▶ [Exercise aim] Tally every line of the listing where the string "Output" is found, and state the total alone.

┌─ Data for the task

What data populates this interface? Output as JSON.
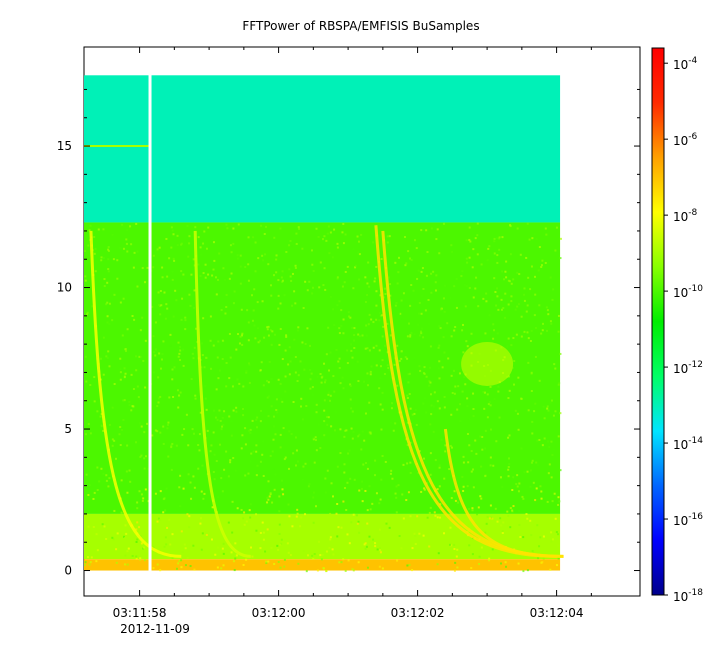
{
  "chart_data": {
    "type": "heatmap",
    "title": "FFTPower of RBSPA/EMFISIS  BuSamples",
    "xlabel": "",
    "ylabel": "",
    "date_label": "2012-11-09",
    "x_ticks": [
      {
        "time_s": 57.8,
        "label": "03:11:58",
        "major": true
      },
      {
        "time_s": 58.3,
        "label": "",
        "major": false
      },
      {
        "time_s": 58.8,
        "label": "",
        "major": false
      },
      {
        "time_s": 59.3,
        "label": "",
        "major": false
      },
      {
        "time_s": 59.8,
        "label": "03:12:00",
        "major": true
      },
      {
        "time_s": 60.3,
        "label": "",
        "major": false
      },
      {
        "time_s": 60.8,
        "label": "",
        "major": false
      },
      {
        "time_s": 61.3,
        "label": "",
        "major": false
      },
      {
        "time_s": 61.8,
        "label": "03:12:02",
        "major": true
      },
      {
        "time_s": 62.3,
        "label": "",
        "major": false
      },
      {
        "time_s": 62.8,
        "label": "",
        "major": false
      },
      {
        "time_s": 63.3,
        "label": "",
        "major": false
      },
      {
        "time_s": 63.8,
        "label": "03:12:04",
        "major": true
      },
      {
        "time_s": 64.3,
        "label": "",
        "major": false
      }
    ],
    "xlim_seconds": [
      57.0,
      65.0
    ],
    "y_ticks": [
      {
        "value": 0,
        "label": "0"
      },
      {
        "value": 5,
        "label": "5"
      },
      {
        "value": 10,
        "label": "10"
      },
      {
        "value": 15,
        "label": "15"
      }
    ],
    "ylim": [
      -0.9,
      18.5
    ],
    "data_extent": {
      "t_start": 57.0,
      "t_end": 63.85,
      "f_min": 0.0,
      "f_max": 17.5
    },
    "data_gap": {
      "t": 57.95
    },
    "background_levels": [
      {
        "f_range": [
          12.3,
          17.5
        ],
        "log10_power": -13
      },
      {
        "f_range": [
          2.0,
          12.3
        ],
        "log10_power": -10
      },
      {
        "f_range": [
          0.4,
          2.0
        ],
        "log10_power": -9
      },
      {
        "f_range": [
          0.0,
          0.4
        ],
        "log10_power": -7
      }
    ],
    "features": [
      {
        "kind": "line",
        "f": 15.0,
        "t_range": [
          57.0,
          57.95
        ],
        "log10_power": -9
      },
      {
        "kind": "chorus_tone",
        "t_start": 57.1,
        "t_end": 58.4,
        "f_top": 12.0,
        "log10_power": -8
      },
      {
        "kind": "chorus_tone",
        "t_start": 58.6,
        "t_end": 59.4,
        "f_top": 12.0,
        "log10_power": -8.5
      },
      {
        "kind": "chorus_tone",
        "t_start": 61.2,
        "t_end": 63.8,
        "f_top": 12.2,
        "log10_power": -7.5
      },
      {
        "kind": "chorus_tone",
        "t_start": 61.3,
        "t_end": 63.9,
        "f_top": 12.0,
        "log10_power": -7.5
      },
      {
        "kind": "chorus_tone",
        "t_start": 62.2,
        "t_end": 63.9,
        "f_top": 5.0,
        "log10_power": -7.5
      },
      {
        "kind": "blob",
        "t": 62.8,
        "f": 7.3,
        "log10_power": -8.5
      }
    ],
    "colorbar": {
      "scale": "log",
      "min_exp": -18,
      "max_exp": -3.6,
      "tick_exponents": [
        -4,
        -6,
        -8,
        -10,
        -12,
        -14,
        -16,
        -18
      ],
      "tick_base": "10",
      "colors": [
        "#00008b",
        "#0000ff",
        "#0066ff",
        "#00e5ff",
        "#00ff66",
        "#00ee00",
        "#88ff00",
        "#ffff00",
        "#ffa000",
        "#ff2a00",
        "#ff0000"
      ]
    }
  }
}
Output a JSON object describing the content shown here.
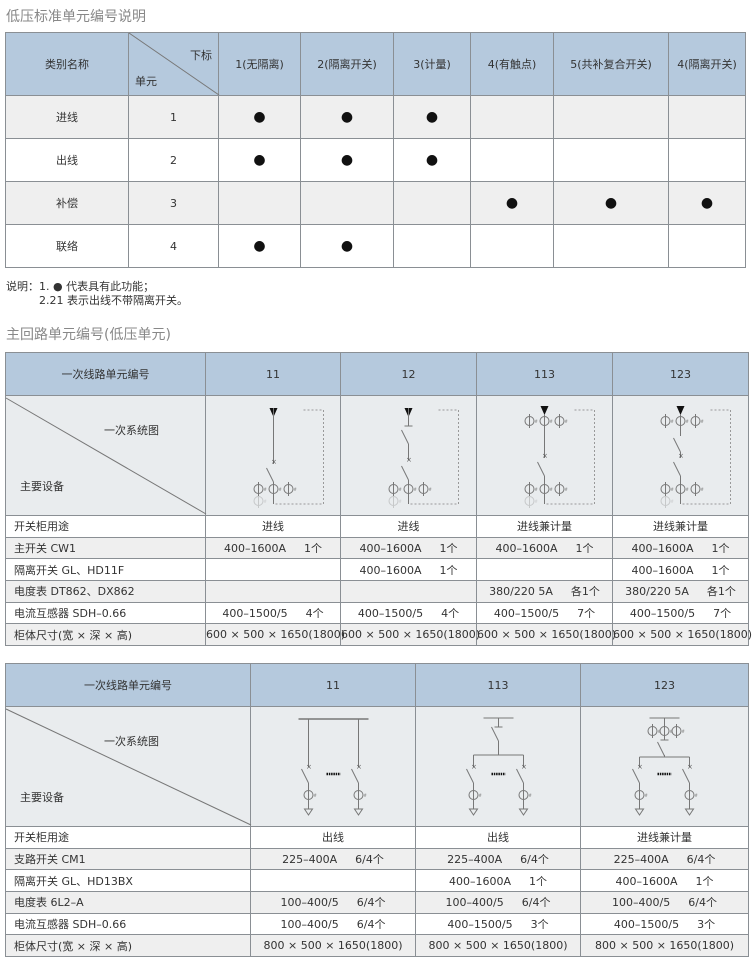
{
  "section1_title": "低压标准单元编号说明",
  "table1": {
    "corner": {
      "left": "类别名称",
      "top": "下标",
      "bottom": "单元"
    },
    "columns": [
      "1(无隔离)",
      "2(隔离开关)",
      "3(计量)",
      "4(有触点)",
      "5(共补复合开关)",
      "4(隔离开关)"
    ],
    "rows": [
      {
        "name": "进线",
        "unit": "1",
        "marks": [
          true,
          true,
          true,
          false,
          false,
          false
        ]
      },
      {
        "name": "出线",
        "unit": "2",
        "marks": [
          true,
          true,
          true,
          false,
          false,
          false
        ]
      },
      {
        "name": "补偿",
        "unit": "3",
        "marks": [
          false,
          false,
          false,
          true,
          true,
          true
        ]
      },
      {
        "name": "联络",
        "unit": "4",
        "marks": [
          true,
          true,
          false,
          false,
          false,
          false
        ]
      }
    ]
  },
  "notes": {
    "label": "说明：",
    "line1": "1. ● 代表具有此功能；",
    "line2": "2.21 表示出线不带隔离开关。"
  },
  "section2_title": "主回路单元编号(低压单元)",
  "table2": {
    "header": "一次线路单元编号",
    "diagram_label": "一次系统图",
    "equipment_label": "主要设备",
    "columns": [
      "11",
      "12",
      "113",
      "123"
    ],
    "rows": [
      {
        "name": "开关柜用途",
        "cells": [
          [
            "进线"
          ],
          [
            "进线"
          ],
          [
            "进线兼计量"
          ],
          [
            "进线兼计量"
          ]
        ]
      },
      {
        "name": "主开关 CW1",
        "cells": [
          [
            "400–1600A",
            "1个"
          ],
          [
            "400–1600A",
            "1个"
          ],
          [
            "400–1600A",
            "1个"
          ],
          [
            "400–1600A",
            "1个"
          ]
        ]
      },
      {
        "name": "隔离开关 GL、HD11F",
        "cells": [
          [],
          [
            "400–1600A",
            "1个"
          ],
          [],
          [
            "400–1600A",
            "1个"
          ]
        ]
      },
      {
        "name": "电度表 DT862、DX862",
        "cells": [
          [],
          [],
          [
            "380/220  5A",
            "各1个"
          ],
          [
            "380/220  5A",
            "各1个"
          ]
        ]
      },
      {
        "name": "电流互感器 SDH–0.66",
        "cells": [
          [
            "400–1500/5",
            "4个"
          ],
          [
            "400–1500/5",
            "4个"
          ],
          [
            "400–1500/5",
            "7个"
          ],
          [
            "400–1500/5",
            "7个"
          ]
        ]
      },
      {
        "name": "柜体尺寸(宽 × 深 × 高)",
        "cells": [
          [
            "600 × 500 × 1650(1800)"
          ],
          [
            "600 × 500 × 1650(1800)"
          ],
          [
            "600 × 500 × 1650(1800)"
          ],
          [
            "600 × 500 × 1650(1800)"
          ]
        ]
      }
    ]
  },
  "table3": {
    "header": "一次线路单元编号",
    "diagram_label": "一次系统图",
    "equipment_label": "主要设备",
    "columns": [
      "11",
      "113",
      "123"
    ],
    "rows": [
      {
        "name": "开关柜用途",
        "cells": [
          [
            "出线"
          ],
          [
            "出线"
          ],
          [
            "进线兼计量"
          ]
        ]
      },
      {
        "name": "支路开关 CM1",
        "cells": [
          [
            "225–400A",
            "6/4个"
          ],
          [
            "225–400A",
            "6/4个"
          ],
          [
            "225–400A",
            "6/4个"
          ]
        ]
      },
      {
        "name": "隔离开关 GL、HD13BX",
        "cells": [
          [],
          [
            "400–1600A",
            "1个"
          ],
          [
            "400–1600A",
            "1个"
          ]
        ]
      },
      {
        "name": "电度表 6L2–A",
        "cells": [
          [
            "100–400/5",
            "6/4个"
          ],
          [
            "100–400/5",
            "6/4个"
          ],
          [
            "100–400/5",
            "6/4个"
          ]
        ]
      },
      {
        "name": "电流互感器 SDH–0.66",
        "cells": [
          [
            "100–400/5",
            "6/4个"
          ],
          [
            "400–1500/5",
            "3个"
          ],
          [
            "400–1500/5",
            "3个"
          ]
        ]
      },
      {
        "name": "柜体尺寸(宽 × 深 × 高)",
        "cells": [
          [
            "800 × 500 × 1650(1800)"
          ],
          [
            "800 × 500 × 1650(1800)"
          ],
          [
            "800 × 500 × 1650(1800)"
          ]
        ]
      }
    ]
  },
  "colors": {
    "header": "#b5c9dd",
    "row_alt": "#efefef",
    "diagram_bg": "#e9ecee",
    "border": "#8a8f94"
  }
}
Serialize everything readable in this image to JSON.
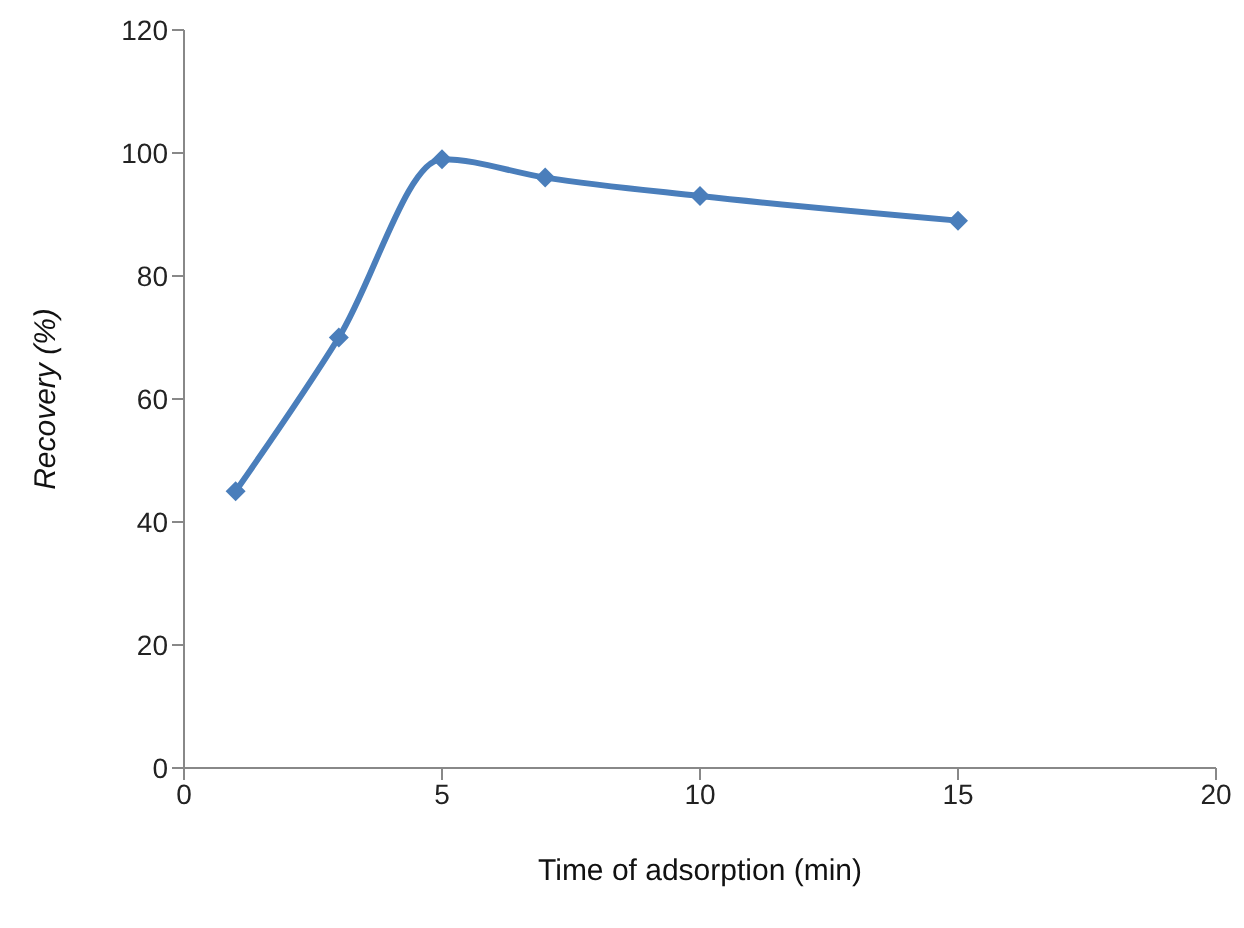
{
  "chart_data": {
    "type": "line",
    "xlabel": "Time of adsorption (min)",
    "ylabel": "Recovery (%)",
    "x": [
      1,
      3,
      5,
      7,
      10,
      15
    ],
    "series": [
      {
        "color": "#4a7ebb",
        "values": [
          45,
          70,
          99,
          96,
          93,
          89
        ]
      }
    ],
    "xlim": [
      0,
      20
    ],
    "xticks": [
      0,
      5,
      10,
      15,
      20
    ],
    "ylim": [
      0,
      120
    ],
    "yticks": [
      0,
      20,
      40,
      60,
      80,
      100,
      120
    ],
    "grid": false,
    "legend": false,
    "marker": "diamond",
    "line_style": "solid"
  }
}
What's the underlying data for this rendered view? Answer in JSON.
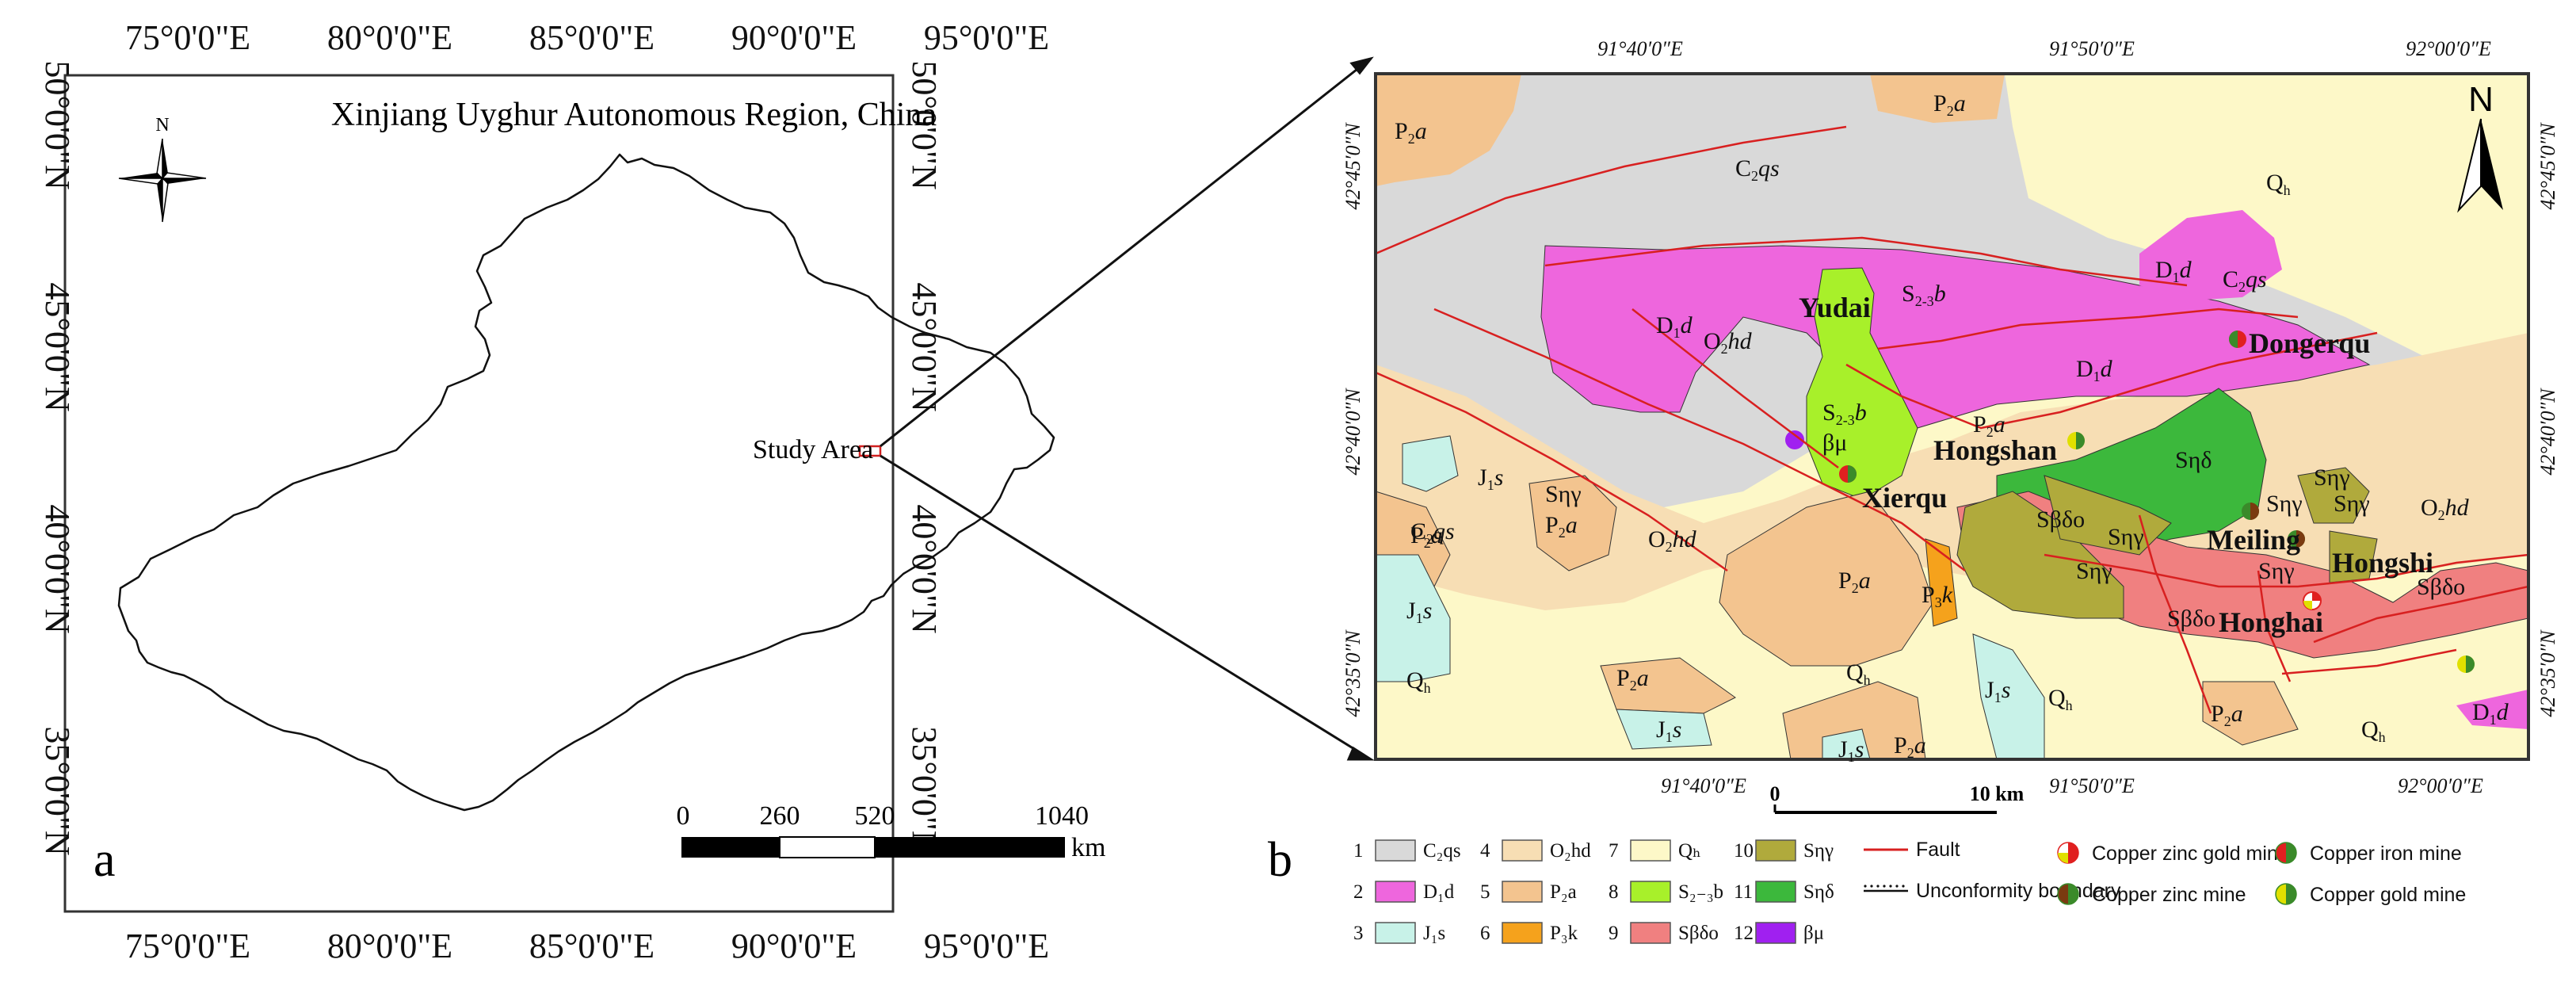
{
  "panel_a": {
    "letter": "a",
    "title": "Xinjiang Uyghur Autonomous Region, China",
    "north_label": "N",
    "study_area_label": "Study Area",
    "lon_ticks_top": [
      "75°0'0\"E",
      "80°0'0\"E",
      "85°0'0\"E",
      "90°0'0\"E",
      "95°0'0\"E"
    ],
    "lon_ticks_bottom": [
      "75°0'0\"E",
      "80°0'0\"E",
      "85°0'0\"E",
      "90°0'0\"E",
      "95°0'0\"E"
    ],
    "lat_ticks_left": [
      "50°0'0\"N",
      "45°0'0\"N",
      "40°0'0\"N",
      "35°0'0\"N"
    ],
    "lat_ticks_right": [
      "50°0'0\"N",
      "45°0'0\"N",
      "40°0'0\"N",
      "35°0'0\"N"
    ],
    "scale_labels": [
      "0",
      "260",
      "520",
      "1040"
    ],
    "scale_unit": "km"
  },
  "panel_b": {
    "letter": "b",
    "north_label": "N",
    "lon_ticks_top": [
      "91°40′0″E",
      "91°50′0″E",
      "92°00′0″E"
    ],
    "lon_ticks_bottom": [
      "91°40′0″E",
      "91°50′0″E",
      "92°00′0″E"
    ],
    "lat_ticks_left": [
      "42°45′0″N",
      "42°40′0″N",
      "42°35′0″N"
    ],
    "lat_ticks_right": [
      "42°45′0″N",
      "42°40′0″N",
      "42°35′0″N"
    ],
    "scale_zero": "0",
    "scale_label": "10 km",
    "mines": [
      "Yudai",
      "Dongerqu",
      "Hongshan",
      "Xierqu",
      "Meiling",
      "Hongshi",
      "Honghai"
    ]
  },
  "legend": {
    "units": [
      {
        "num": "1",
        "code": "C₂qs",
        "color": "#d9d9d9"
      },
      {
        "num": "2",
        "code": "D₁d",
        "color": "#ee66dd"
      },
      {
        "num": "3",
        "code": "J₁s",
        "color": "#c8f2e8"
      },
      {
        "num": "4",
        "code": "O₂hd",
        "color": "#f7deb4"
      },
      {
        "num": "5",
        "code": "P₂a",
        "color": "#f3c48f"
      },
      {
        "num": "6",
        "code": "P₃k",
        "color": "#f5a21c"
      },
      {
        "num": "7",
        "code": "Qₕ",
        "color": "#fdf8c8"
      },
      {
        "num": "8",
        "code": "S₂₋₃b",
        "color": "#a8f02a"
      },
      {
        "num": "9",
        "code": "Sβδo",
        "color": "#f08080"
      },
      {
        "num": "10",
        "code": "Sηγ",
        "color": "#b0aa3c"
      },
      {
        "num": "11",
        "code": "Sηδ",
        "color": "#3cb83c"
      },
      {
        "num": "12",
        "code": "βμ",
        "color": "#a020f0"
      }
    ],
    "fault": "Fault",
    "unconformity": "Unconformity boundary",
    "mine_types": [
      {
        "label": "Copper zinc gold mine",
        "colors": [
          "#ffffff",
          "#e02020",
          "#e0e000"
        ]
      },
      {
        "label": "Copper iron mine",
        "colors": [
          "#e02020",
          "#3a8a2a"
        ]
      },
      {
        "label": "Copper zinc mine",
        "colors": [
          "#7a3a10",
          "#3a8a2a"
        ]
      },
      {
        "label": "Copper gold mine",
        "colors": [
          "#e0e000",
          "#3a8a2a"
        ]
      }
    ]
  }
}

└─

▶ [Task response] 2